Items listed in a dataset
** START **

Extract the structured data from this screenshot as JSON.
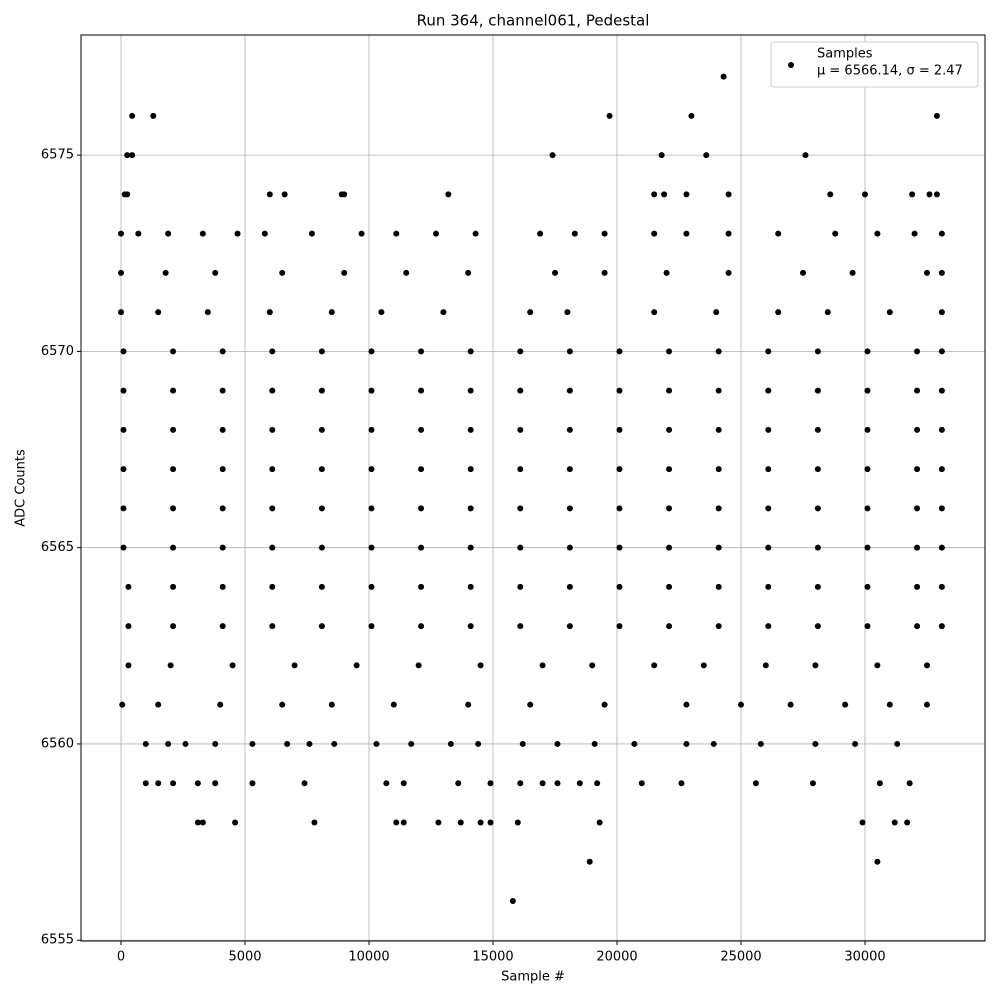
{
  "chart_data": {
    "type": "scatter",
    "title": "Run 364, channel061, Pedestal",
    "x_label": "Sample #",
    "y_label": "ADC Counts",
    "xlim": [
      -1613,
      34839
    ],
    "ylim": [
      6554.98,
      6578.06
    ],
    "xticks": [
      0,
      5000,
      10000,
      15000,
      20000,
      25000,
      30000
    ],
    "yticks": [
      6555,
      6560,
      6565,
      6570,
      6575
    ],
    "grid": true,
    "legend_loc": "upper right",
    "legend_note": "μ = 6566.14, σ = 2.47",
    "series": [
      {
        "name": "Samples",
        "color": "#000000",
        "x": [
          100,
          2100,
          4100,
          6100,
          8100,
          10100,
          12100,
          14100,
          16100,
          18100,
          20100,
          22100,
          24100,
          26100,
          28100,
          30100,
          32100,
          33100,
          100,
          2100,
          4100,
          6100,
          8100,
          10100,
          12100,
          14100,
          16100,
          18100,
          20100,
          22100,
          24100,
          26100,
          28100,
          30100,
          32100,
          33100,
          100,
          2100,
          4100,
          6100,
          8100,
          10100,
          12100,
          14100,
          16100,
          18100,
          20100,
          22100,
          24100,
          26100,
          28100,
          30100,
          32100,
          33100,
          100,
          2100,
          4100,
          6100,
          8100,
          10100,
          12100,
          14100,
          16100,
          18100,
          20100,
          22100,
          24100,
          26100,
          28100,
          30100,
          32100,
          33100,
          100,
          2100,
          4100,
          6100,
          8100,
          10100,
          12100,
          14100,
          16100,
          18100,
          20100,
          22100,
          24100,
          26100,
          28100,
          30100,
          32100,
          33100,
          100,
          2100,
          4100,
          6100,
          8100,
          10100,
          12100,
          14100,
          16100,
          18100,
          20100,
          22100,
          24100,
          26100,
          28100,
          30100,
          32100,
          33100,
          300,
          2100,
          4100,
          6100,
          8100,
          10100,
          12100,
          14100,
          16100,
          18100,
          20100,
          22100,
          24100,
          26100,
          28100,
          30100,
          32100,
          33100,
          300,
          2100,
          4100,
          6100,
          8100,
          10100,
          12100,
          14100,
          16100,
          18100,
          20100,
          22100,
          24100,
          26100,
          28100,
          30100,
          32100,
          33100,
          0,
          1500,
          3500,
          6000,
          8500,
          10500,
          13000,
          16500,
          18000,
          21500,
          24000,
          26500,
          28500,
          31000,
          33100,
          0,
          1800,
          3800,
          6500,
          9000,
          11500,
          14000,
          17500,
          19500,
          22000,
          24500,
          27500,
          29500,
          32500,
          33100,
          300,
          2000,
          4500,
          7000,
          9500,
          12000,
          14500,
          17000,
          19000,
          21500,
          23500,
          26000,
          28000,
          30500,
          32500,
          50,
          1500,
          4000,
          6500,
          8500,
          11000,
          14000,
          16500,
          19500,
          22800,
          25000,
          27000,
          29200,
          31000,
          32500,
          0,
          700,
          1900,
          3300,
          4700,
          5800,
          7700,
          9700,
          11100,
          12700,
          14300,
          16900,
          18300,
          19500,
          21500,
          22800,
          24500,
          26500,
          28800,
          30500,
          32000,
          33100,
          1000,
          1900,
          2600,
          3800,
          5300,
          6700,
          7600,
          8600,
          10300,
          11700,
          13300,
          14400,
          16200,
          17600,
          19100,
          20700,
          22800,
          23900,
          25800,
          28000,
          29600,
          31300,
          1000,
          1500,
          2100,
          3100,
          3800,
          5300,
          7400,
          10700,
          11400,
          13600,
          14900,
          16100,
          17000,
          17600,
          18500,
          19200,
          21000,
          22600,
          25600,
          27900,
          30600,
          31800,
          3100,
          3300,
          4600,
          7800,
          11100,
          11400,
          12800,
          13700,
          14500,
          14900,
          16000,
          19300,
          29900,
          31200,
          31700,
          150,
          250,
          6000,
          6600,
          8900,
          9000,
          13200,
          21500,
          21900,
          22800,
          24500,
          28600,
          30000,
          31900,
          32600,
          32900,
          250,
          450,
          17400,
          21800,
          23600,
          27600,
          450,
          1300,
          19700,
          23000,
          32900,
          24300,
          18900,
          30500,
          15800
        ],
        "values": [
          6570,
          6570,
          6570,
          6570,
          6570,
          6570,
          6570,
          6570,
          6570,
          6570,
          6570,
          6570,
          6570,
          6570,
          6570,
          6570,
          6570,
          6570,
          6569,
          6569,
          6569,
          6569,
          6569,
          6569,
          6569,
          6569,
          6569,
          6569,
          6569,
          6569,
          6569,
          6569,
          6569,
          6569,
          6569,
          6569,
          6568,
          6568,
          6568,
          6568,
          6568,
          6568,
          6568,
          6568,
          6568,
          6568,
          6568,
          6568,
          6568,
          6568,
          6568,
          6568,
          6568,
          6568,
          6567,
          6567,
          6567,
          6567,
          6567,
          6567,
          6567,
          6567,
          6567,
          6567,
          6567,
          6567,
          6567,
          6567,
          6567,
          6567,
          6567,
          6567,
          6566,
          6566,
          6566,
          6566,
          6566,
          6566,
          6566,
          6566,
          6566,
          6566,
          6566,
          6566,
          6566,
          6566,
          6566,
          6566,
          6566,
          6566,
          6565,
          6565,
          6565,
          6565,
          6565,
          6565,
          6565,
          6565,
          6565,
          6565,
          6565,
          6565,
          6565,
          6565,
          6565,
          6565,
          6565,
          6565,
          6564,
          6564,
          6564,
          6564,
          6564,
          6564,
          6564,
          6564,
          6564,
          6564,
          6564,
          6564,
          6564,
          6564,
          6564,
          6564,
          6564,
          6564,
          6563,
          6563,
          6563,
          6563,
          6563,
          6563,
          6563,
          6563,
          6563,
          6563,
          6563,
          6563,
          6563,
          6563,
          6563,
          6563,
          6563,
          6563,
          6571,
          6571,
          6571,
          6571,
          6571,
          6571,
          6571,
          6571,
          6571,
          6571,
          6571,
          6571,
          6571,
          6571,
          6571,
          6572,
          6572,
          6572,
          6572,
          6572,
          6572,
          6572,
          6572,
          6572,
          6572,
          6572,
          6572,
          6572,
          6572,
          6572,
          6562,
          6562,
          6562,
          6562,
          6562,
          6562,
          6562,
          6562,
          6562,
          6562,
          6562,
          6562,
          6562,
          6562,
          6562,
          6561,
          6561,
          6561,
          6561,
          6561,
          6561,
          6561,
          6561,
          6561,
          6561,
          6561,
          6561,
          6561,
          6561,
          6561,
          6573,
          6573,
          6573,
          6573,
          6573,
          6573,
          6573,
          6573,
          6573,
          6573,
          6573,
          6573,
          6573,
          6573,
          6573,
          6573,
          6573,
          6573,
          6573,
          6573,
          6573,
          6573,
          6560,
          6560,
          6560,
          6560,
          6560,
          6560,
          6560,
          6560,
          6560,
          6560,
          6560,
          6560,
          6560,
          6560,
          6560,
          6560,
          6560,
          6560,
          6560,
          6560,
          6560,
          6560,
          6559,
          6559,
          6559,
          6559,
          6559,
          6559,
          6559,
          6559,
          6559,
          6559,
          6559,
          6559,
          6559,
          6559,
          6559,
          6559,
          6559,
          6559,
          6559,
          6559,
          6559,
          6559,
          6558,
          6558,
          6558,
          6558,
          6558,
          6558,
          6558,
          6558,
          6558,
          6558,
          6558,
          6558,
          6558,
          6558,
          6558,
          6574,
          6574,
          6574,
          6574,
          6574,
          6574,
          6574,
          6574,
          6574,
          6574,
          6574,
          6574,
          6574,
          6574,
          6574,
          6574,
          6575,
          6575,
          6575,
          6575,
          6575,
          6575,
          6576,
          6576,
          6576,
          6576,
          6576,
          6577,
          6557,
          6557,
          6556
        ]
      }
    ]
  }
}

** END **

* Task to carry out
Reproduce the entries above without change, omitting all pictures.

* Response to the exercise
Extract the structured data from this screenshot as JSON.
{
  "chart_data": {
    "type": "scatter",
    "title": "Run 364, channel061, Pedestal",
    "x_label": "Sample #",
    "y_label": "ADC Counts",
    "xlim": [
      -1613,
      34839
    ],
    "ylim": [
      6554.98,
      6578.06
    ],
    "xticks": [
      0,
      5000,
      10000,
      15000,
      20000,
      25000,
      30000
    ],
    "yticks": [
      6555,
      6560,
      6565,
      6570,
      6575
    ],
    "grid": true,
    "legend_loc": "upper right",
    "legend_note": "μ = 6566.14, σ = 2.47",
    "series": [
      {
        "name": "Samples",
        "color": "#000000",
        "x": [
          100,
          2100,
          4100,
          6100,
          8100,
          10100,
          12100,
          14100,
          16100,
          18100,
          20100,
          22100,
          24100,
          26100,
          28100,
          30100,
          32100,
          33100,
          100,
          2100,
          4100,
          6100,
          8100,
          10100,
          12100,
          14100,
          16100,
          18100,
          20100,
          22100,
          24100,
          26100,
          28100,
          30100,
          32100,
          33100,
          100,
          2100,
          4100,
          6100,
          8100,
          10100,
          12100,
          14100,
          16100,
          18100,
          20100,
          22100,
          24100,
          26100,
          28100,
          30100,
          32100,
          33100,
          100,
          2100,
          4100,
          6100,
          8100,
          10100,
          12100,
          14100,
          16100,
          18100,
          20100,
          22100,
          24100,
          26100,
          28100,
          30100,
          32100,
          33100,
          100,
          2100,
          4100,
          6100,
          8100,
          10100,
          12100,
          14100,
          16100,
          18100,
          20100,
          22100,
          24100,
          26100,
          28100,
          30100,
          32100,
          33100,
          100,
          2100,
          4100,
          6100,
          8100,
          10100,
          12100,
          14100,
          16100,
          18100,
          20100,
          22100,
          24100,
          26100,
          28100,
          30100,
          32100,
          33100,
          300,
          2100,
          4100,
          6100,
          8100,
          10100,
          12100,
          14100,
          16100,
          18100,
          20100,
          22100,
          24100,
          26100,
          28100,
          30100,
          32100,
          33100,
          300,
          2100,
          4100,
          6100,
          8100,
          10100,
          12100,
          14100,
          16100,
          18100,
          20100,
          22100,
          24100,
          26100,
          28100,
          30100,
          32100,
          33100,
          0,
          1500,
          3500,
          6000,
          8500,
          10500,
          13000,
          16500,
          18000,
          21500,
          24000,
          26500,
          28500,
          31000,
          33100,
          0,
          1800,
          3800,
          6500,
          9000,
          11500,
          14000,
          17500,
          19500,
          22000,
          24500,
          27500,
          29500,
          32500,
          33100,
          300,
          2000,
          4500,
          7000,
          9500,
          12000,
          14500,
          17000,
          19000,
          21500,
          23500,
          26000,
          28000,
          30500,
          32500,
          50,
          1500,
          4000,
          6500,
          8500,
          11000,
          14000,
          16500,
          19500,
          22800,
          25000,
          27000,
          29200,
          31000,
          32500,
          0,
          700,
          1900,
          3300,
          4700,
          5800,
          7700,
          9700,
          11100,
          12700,
          14300,
          16900,
          18300,
          19500,
          21500,
          22800,
          24500,
          26500,
          28800,
          30500,
          32000,
          33100,
          1000,
          1900,
          2600,
          3800,
          5300,
          6700,
          7600,
          8600,
          10300,
          11700,
          13300,
          14400,
          16200,
          17600,
          19100,
          20700,
          22800,
          23900,
          25800,
          28000,
          29600,
          31300,
          1000,
          1500,
          2100,
          3100,
          3800,
          5300,
          7400,
          10700,
          11400,
          13600,
          14900,
          16100,
          17000,
          17600,
          18500,
          19200,
          21000,
          22600,
          25600,
          27900,
          30600,
          31800,
          3100,
          3300,
          4600,
          7800,
          11100,
          11400,
          12800,
          13700,
          14500,
          14900,
          16000,
          19300,
          29900,
          31200,
          31700,
          150,
          250,
          6000,
          6600,
          8900,
          9000,
          13200,
          21500,
          21900,
          22800,
          24500,
          28600,
          30000,
          31900,
          32600,
          32900,
          250,
          450,
          17400,
          21800,
          23600,
          27600,
          450,
          1300,
          19700,
          23000,
          32900,
          24300,
          18900,
          30500,
          15800
        ],
        "values": [
          6570,
          6570,
          6570,
          6570,
          6570,
          6570,
          6570,
          6570,
          6570,
          6570,
          6570,
          6570,
          6570,
          6570,
          6570,
          6570,
          6570,
          6570,
          6569,
          6569,
          6569,
          6569,
          6569,
          6569,
          6569,
          6569,
          6569,
          6569,
          6569,
          6569,
          6569,
          6569,
          6569,
          6569,
          6569,
          6569,
          6568,
          6568,
          6568,
          6568,
          6568,
          6568,
          6568,
          6568,
          6568,
          6568,
          6568,
          6568,
          6568,
          6568,
          6568,
          6568,
          6568,
          6568,
          6567,
          6567,
          6567,
          6567,
          6567,
          6567,
          6567,
          6567,
          6567,
          6567,
          6567,
          6567,
          6567,
          6567,
          6567,
          6567,
          6567,
          6567,
          6566,
          6566,
          6566,
          6566,
          6566,
          6566,
          6566,
          6566,
          6566,
          6566,
          6566,
          6566,
          6566,
          6566,
          6566,
          6566,
          6566,
          6566,
          6565,
          6565,
          6565,
          6565,
          6565,
          6565,
          6565,
          6565,
          6565,
          6565,
          6565,
          6565,
          6565,
          6565,
          6565,
          6565,
          6565,
          6565,
          6564,
          6564,
          6564,
          6564,
          6564,
          6564,
          6564,
          6564,
          6564,
          6564,
          6564,
          6564,
          6564,
          6564,
          6564,
          6564,
          6564,
          6564,
          6563,
          6563,
          6563,
          6563,
          6563,
          6563,
          6563,
          6563,
          6563,
          6563,
          6563,
          6563,
          6563,
          6563,
          6563,
          6563,
          6563,
          6563,
          6571,
          6571,
          6571,
          6571,
          6571,
          6571,
          6571,
          6571,
          6571,
          6571,
          6571,
          6571,
          6571,
          6571,
          6571,
          6572,
          6572,
          6572,
          6572,
          6572,
          6572,
          6572,
          6572,
          6572,
          6572,
          6572,
          6572,
          6572,
          6572,
          6572,
          6562,
          6562,
          6562,
          6562,
          6562,
          6562,
          6562,
          6562,
          6562,
          6562,
          6562,
          6562,
          6562,
          6562,
          6562,
          6561,
          6561,
          6561,
          6561,
          6561,
          6561,
          6561,
          6561,
          6561,
          6561,
          6561,
          6561,
          6561,
          6561,
          6561,
          6573,
          6573,
          6573,
          6573,
          6573,
          6573,
          6573,
          6573,
          6573,
          6573,
          6573,
          6573,
          6573,
          6573,
          6573,
          6573,
          6573,
          6573,
          6573,
          6573,
          6573,
          6573,
          6560,
          6560,
          6560,
          6560,
          6560,
          6560,
          6560,
          6560,
          6560,
          6560,
          6560,
          6560,
          6560,
          6560,
          6560,
          6560,
          6560,
          6560,
          6560,
          6560,
          6560,
          6560,
          6559,
          6559,
          6559,
          6559,
          6559,
          6559,
          6559,
          6559,
          6559,
          6559,
          6559,
          6559,
          6559,
          6559,
          6559,
          6559,
          6559,
          6559,
          6559,
          6559,
          6559,
          6559,
          6558,
          6558,
          6558,
          6558,
          6558,
          6558,
          6558,
          6558,
          6558,
          6558,
          6558,
          6558,
          6558,
          6558,
          6558,
          6574,
          6574,
          6574,
          6574,
          6574,
          6574,
          6574,
          6574,
          6574,
          6574,
          6574,
          6574,
          6574,
          6574,
          6574,
          6574,
          6575,
          6575,
          6575,
          6575,
          6575,
          6575,
          6576,
          6576,
          6576,
          6576,
          6576,
          6577,
          6557,
          6557,
          6556
        ]
      }
    ]
  }
}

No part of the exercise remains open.